**Problem to solve**
Leave out the pictures and repeat the data exactly.
________________________________________
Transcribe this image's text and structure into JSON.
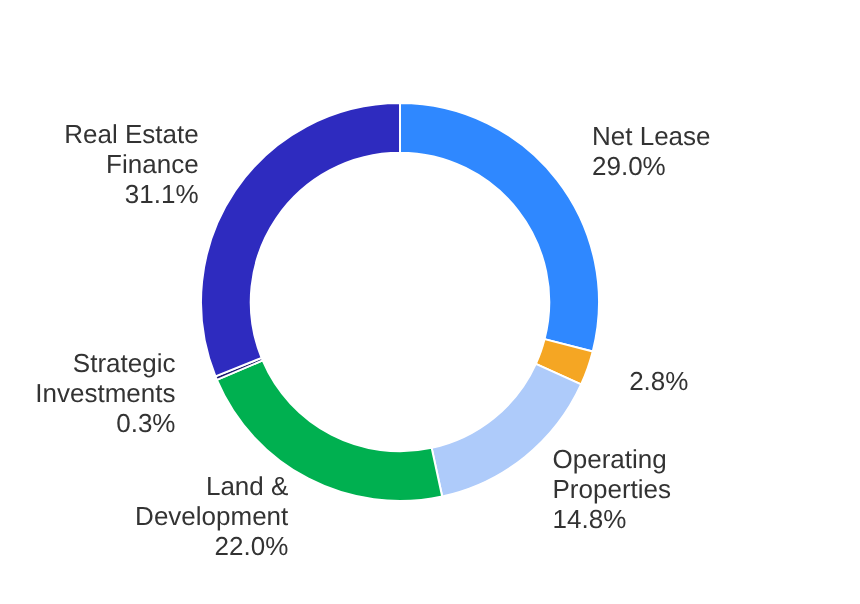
{
  "chart_data": {
    "type": "donut",
    "categories": [
      "Net Lease",
      null,
      "Operating Properties",
      "Land & Development",
      "Strategic Investments",
      "Real Estate Finance"
    ],
    "values": [
      29.0,
      2.8,
      14.8,
      22.0,
      0.3,
      31.1
    ],
    "value_labels": [
      "29.0%",
      "2.8%",
      "14.8%",
      "22.0%",
      "0.3%",
      "31.1%"
    ],
    "colors": [
      "#2f88ff",
      "#f5a623",
      "#aecbfa",
      "#00b050",
      "#1b1b6e",
      "#2e2bbf"
    ],
    "legend": false
  }
}
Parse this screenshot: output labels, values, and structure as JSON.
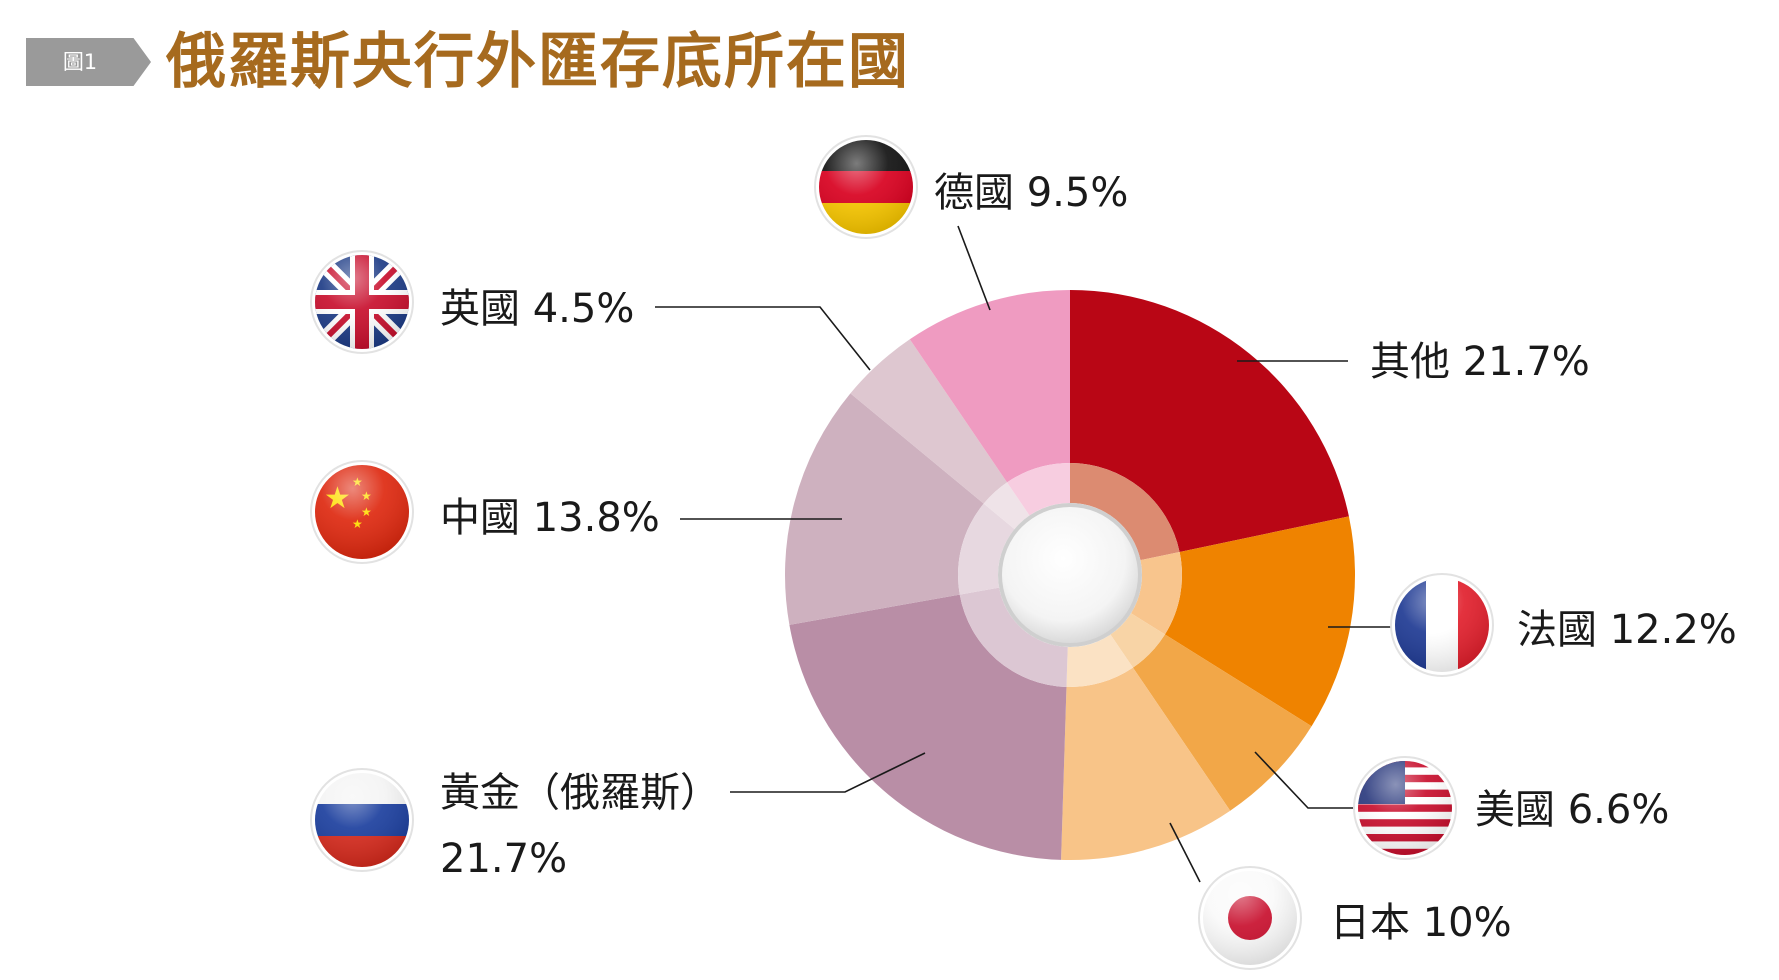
________________________________________
**In response**
Transcribe this image's text and structure into JSON.
{
  "chart_data": {
    "type": "donut",
    "categories": [
      "Net Lease",
      null,
      "Operating Properties",
      "Land & Development",
      "Strategic Investments",
      "Real Estate Finance"
    ],
    "values": [
      29.0,
      2.8,
      14.8,
      22.0,
      0.3,
      31.1
    ],
    "value_labels": [
      "29.0%",
      "2.8%",
      "14.8%",
      "22.0%",
      "0.3%",
      "31.1%"
    ],
    "colors": [
      "#2f88ff",
      "#f5a623",
      "#aecbfa",
      "#00b050",
      "#1b1b6e",
      "#2e2bbf"
    ],
    "legend": false
  }
}
Parse this screenshot: output labels, values, and structure as JSON.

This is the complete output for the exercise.